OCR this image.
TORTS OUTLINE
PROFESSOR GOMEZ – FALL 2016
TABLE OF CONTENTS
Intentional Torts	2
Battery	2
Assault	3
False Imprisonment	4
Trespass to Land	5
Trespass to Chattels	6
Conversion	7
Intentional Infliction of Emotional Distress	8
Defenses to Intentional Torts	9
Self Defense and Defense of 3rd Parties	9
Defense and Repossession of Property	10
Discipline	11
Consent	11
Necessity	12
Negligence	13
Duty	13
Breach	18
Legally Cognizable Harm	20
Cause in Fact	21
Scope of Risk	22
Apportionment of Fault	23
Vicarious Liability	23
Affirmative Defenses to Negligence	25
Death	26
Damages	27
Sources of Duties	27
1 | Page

-- WHAT IS BEING ASKED --
Write the material out again word for word.

-- TASK ANSWER --
OCR this image.
TORTS OUTLINE
PROFESSOR GOMEZ – FALL 2016
TABLE OF CONTENTS
Intentional Torts	2
Battery	2
Assault	3
False Imprisonment	4
Trespass to Land	5
Trespass to Chattels	6
Conversion	7
Intentional Infliction of Emotional Distress	8
Defenses to Intentional Torts	9
Self Defense and Defense of 3rd Parties	9
Defense and Repossession of Property	10
Discipline	11
Consent	11
Necessity	12
Negligence	13
Duty	13
Breach	18
Legally Cognizable Harm	20
Cause in Fact	21
Scope of Risk	22
Apportionment of Fault	23
Vicarious Liability	23
Affirmative Defenses to Negligence	25
Death	26
Damages	27
Sources of Duties	27
1 | Page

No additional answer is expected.